DESCRIPTION OF THE TASK: Leave out the pictures and copy everything else in the entries exactly.

(Saved entries)

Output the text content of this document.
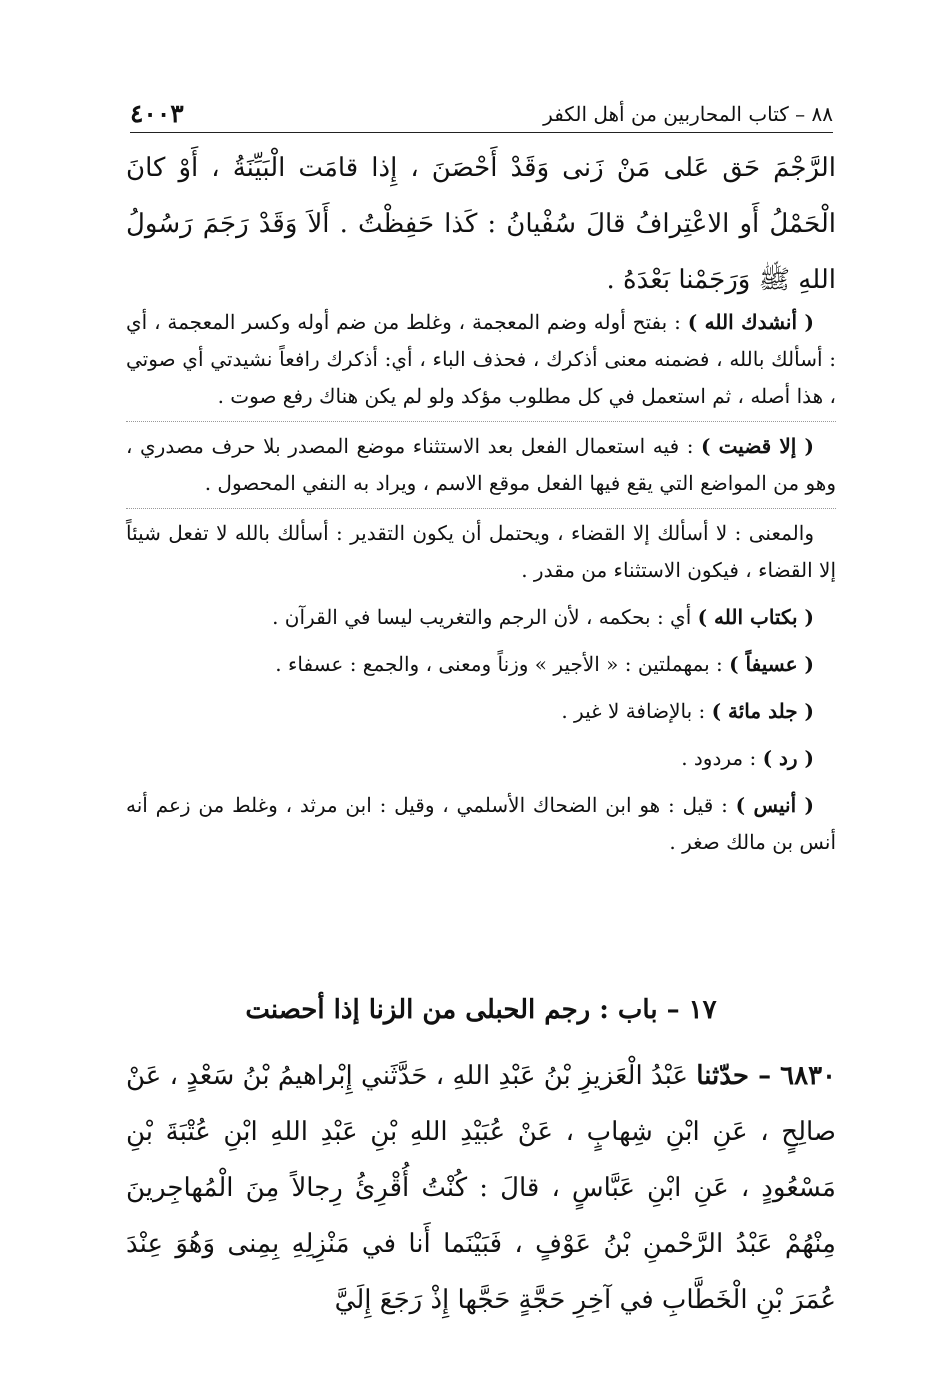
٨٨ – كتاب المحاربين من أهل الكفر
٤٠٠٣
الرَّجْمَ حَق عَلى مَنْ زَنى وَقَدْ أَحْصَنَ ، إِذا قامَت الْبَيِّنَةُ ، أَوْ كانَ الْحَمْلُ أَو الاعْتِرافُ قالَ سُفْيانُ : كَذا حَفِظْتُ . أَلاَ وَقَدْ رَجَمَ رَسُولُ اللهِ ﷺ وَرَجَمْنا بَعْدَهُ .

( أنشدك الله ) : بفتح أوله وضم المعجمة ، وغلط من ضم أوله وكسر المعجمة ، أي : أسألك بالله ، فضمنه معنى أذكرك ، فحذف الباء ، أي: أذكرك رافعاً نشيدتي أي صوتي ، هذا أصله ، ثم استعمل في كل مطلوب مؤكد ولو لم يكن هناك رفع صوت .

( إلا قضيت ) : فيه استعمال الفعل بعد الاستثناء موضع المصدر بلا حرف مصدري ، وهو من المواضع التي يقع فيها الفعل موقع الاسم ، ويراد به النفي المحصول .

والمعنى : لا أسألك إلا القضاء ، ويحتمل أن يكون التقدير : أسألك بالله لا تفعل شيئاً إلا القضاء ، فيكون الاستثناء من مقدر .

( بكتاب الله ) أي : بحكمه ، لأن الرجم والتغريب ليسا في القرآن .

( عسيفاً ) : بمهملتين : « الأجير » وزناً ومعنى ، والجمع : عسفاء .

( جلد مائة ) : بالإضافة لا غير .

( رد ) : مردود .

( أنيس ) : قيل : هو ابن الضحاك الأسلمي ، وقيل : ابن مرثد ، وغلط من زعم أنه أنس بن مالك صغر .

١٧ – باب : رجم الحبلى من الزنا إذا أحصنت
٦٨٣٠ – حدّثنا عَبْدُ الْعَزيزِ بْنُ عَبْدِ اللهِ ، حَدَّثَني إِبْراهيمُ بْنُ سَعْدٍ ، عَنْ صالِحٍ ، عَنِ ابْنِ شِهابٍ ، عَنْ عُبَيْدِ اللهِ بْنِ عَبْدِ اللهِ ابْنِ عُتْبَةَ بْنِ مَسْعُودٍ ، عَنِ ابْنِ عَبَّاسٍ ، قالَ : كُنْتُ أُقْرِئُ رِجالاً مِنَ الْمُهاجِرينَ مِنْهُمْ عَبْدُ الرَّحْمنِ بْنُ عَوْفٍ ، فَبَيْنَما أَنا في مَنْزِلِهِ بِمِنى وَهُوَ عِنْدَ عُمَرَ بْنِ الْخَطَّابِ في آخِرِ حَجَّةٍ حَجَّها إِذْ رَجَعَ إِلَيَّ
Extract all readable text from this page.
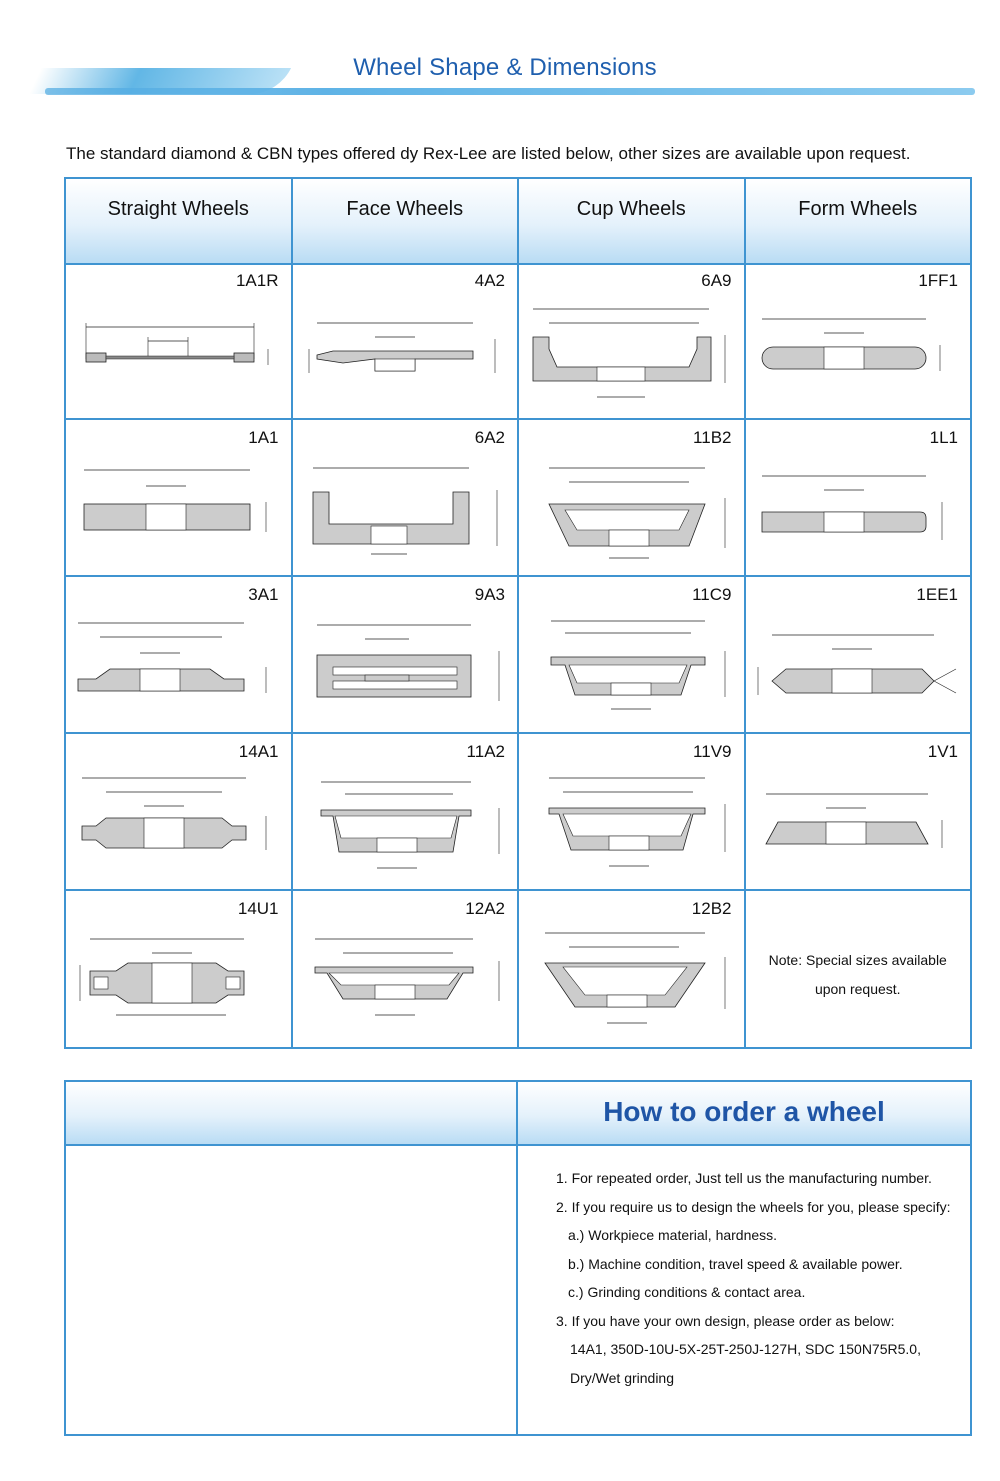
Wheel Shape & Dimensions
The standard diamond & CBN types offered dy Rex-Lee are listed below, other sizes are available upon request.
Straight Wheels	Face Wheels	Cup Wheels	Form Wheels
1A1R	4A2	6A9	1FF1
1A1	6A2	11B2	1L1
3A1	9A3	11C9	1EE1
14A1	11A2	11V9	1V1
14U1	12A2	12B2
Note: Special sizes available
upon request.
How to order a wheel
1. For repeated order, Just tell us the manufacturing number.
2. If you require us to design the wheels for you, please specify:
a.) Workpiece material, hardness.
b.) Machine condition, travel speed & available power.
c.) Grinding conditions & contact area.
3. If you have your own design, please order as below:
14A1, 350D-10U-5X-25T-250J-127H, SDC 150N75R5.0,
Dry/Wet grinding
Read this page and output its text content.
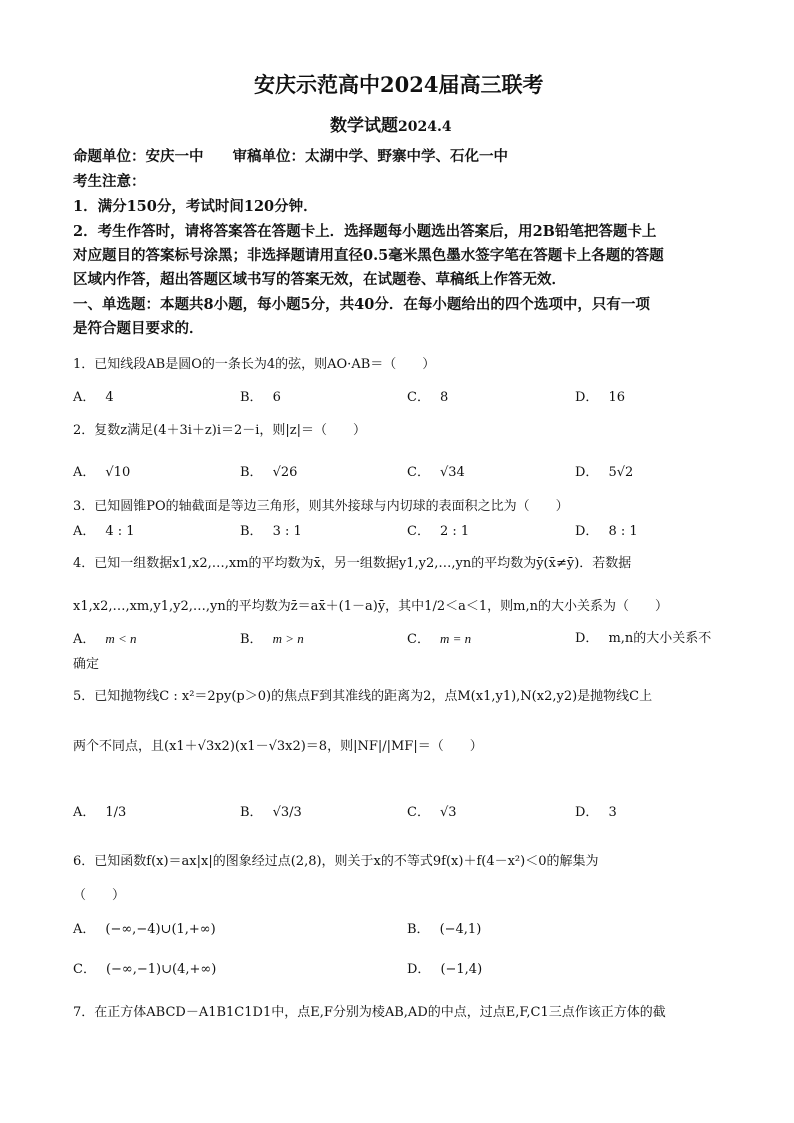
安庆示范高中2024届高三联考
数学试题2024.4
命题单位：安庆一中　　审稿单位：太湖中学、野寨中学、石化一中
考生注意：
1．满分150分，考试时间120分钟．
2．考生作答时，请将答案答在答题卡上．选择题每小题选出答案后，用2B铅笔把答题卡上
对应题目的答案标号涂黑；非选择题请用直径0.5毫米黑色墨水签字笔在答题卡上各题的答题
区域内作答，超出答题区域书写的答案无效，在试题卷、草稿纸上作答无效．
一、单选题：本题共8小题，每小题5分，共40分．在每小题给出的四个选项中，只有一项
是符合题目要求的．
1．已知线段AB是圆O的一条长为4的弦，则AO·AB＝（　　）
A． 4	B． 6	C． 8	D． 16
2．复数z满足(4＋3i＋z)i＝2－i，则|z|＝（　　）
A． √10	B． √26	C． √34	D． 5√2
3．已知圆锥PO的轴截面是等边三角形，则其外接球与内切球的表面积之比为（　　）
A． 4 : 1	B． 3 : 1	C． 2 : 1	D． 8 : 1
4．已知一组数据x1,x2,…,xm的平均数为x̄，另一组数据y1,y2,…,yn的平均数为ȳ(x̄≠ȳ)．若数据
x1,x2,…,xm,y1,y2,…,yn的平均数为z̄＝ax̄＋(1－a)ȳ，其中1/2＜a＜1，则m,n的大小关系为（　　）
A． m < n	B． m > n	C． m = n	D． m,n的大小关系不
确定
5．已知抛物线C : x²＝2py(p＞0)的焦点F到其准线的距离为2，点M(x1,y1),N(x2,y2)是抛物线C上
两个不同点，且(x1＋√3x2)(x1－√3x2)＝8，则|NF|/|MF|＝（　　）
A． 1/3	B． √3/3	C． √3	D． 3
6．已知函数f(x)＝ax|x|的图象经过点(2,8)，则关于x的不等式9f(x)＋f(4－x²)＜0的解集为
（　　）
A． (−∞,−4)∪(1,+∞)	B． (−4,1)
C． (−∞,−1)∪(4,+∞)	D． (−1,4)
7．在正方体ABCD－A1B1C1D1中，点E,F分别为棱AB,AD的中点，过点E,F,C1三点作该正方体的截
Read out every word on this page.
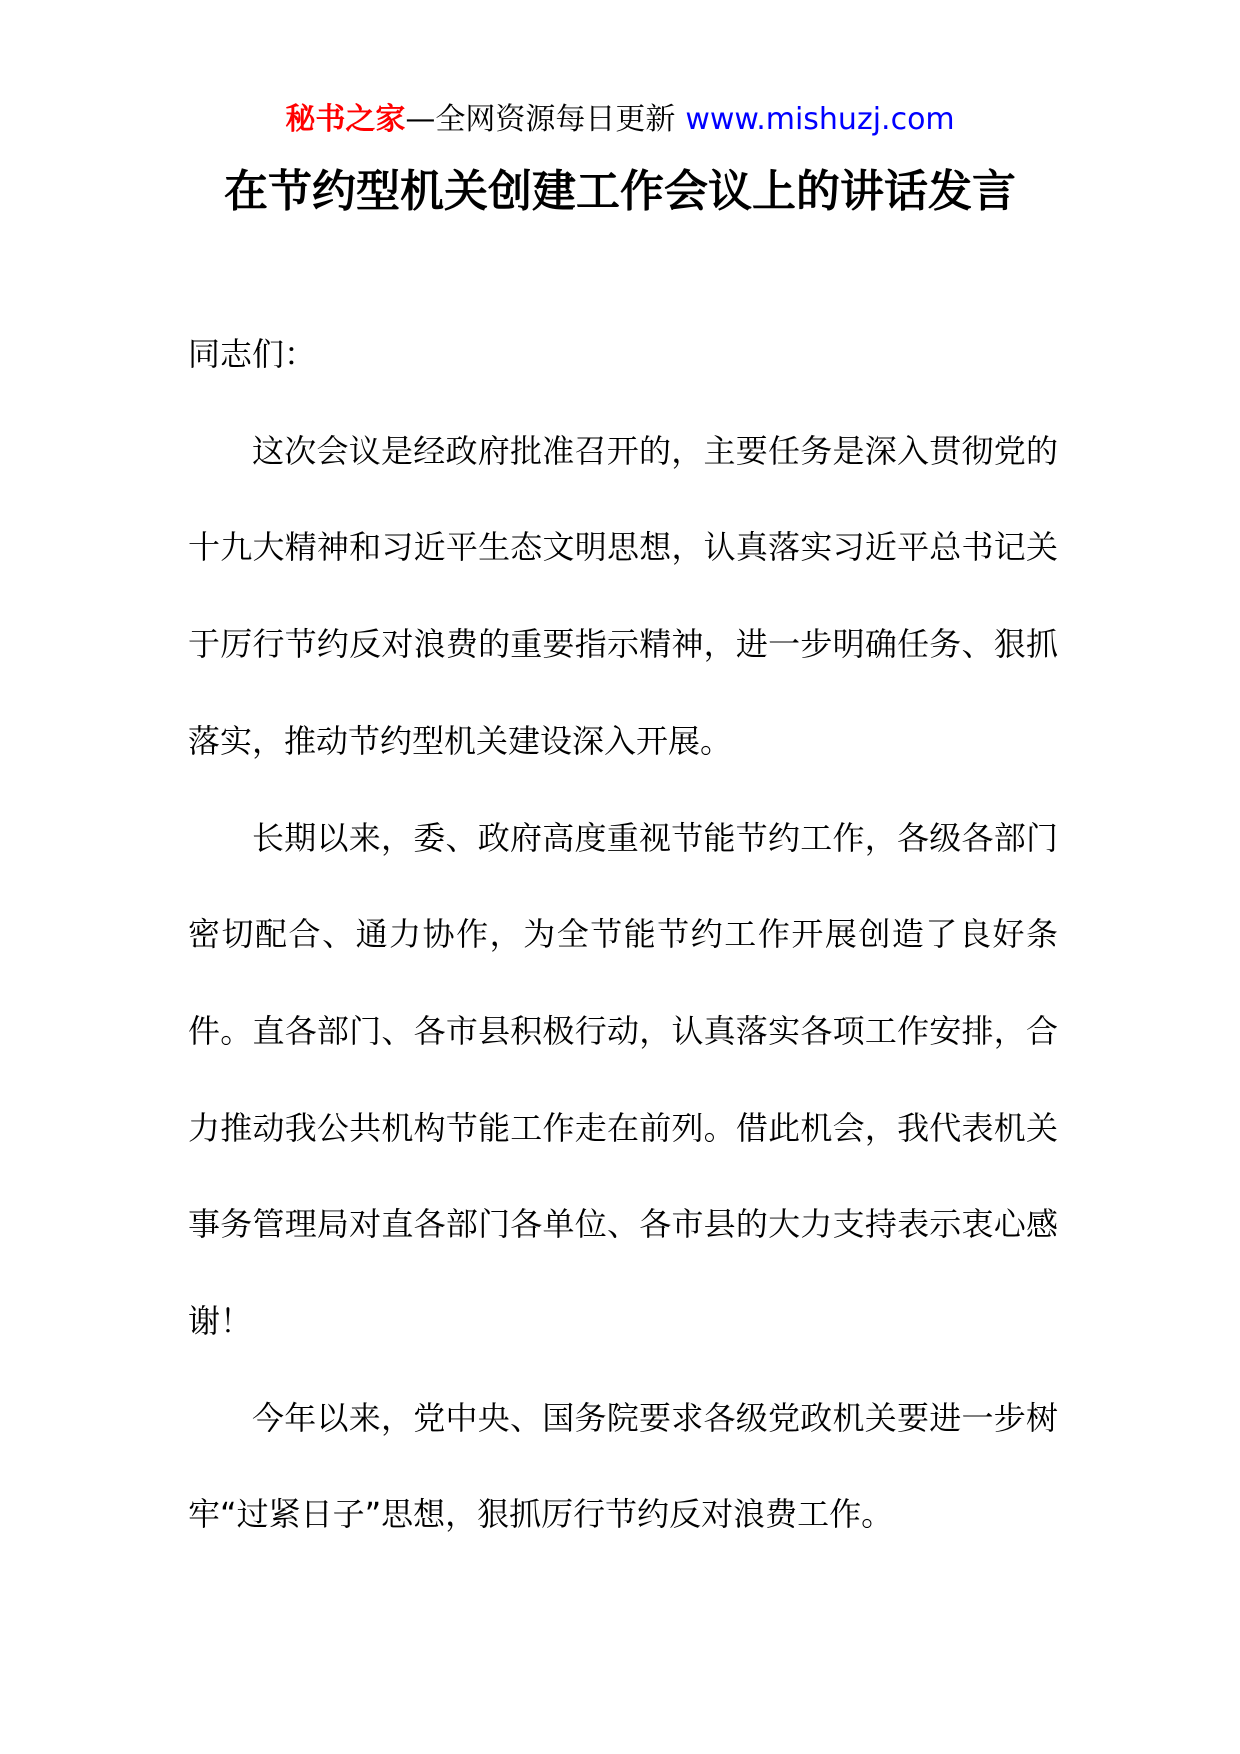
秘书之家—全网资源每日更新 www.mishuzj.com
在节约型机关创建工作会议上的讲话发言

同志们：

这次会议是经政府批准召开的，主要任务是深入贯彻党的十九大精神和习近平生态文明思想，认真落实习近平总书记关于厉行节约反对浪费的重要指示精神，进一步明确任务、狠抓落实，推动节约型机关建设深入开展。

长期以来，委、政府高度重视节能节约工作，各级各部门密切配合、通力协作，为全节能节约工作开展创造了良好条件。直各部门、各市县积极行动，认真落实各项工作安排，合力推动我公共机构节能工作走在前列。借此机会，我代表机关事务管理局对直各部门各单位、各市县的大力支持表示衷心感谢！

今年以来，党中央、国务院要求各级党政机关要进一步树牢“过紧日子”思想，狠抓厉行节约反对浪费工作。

CORRECT OUTPUT:
Output the text content of this document.
٨٨ – كتاب المحاربين من أهل الكفر
٤٠٠٣
الرَّجْمَ حَق عَلى مَنْ زَنى وَقَدْ أَحْصَنَ ، إِذا قامَت الْبَيِّنَةُ ، أَوْ كانَ الْحَمْلُ أَو الاعْتِرافُ قالَ سُفْيانُ : كَذا حَفِظْتُ . أَلاَ وَقَدْ رَجَمَ رَسُولُ اللهِ ﷺ وَرَجَمْنا بَعْدَهُ .

( أنشدك الله ) : بفتح أوله وضم المعجمة ، وغلط من ضم أوله وكسر المعجمة ، أي : أسألك بالله ، فضمنه معنى أذكرك ، فحذف الباء ، أي: أذكرك رافعاً نشيدتي أي صوتي ، هذا أصله ، ثم استعمل في كل مطلوب مؤكد ولو لم يكن هناك رفع صوت .

( إلا قضيت ) : فيه استعمال الفعل بعد الاستثناء موضع المصدر بلا حرف مصدري ، وهو من المواضع التي يقع فيها الفعل موقع الاسم ، ويراد به النفي المحصول .

والمعنى : لا أسألك إلا القضاء ، ويحتمل أن يكون التقدير : أسألك بالله لا تفعل شيئاً إلا القضاء ، فيكون الاستثناء من مقدر .

( بكتاب الله ) أي : بحكمه ، لأن الرجم والتغريب ليسا في القرآن .

( عسيفاً ) : بمهملتين : « الأجير » وزناً ومعنى ، والجمع : عسفاء .

( جلد مائة ) : بالإضافة لا غير .

( رد ) : مردود .

( أنيس ) : قيل : هو ابن الضحاك الأسلمي ، وقيل : ابن مرثد ، وغلط من زعم أنه أنس بن مالك صغر .

١٧ – باب : رجم الحبلى من الزنا إذا أحصنت
٦٨٣٠ – حدّثنا عَبْدُ الْعَزيزِ بْنُ عَبْدِ اللهِ ، حَدَّثَني إِبْراهيمُ بْنُ سَعْدٍ ، عَنْ صالِحٍ ، عَنِ ابْنِ شِهابٍ ، عَنْ عُبَيْدِ اللهِ بْنِ عَبْدِ اللهِ ابْنِ عُتْبَةَ بْنِ مَسْعُودٍ ، عَنِ ابْنِ عَبَّاسٍ ، قالَ : كُنْتُ أُقْرِئُ رِجالاً مِنَ الْمُهاجِرينَ مِنْهُمْ عَبْدُ الرَّحْمنِ بْنُ عَوْفٍ ، فَبَيْنَما أَنا في مَنْزِلِهِ بِمِنى وَهُوَ عِنْدَ عُمَرَ بْنِ الْخَطَّابِ في آخِرِ حَجَّةٍ حَجَّها إِذْ رَجَعَ إِلَيَّ
Extract all readable text from this page.
Wheel Shape & Dimensions
The standard diamond & CBN types offered dy Rex-Lee are listed below, other sizes are available upon request.
Straight Wheels	Face Wheels	Cup Wheels	Form Wheels
1A1R	4A2	6A9	1FF1
1A1	6A2	11B2	1L1
3A1	9A3	11C9	1EE1
14A1	11A2	11V9	1V1
14U1	12A2	12B2
Note: Special sizes available
upon request.
How to order a wheel
1. For repeated order, Just tell us the manufacturing number.
2. If you require us to design the wheels for you, please specify:
a.) Workpiece material, hardness.
b.) Machine condition, travel speed & available power.
c.) Grinding conditions & contact area.
3. If you have your own design, please order as below:
14A1, 350D-10U-5X-25T-250J-127H, SDC 150N75R5.0,
Dry/Wet grinding
Read this page and output its text content.
安庆示范高中2024届高三联考
数学试题2024.4
命题单位：安庆一中　　审稿单位：太湖中学、野寨中学、石化一中
考生注意：
1．满分150分，考试时间120分钟．
2．考生作答时，请将答案答在答题卡上．选择题每小题选出答案后，用2B铅笔把答题卡上
对应题目的答案标号涂黑；非选择题请用直径0.5毫米黑色墨水签字笔在答题卡上各题的答题
区域内作答，超出答题区域书写的答案无效，在试题卷、草稿纸上作答无效．
一、单选题：本题共8小题，每小题5分，共40分．在每小题给出的四个选项中，只有一项
是符合题目要求的．
1．已知线段AB是圆O的一条长为4的弦，则AO·AB＝（　　）
A． 4	B． 6	C． 8	D． 16
2．复数z满足(4＋3i＋z)i＝2－i，则|z|＝（　　）
A． √10	B． √26	C． √34	D． 5√2
3．已知圆锥PO的轴截面是等边三角形，则其外接球与内切球的表面积之比为（　　）
A． 4 : 1	B． 3 : 1	C． 2 : 1	D． 8 : 1
4．已知一组数据x1,x2,…,xm的平均数为x̄，另一组数据y1,y2,…,yn的平均数为ȳ(x̄≠ȳ)．若数据
x1,x2,…,xm,y1,y2,…,yn的平均数为z̄＝ax̄＋(1－a)ȳ，其中1/2＜a＜1，则m,n的大小关系为（　　）
A． m < n	B． m > n	C． m = n	D． m,n的大小关系不
确定
5．已知抛物线C : x²＝2py(p＞0)的焦点F到其准线的距离为2，点M(x1,y1),N(x2,y2)是抛物线C上
两个不同点，且(x1＋√3x2)(x1－√3x2)＝8，则|NF|/|MF|＝（　　）
A． 1/3	B． √3/3	C． √3	D． 3
6．已知函数f(x)＝ax|x|的图象经过点(2,8)，则关于x的不等式9f(x)＋f(4－x²)＜0的解集为
（　　）
A． (−∞,−4)∪(1,+∞)	B． (−4,1)
C． (−∞,−1)∪(4,+∞)	D． (−1,4)
7．在正方体ABCD－A1B1C1D1中，点E,F分别为棱AB,AD的中点，过点E,F,C1三点作该正方体的截
Read out every word on this page.
秘书之家—全网资源每日更新 www.mishuzj.com
在节约型机关创建工作会议上的讲话发言

同志们：

这次会议是经政府批准召开的，主要任务是深入贯彻党的十九大精神和习近平生态文明思想，认真落实习近平总书记关于厉行节约反对浪费的重要指示精神，进一步明确任务、狠抓落实，推动节约型机关建设深入开展。

长期以来，委、政府高度重视节能节约工作，各级各部门密切配合、通力协作，为全节能节约工作开展创造了良好条件。直各部门、各市县积极行动，认真落实各项工作安排，合力推动我公共机构节能工作走在前列。借此机会，我代表机关事务管理局对直各部门各单位、各市县的大力支持表示衷心感谢！

今年以来，党中央、国务院要求各级党政机关要进一步树牢“过紧日子”思想，狠抓厉行节约反对浪费工作。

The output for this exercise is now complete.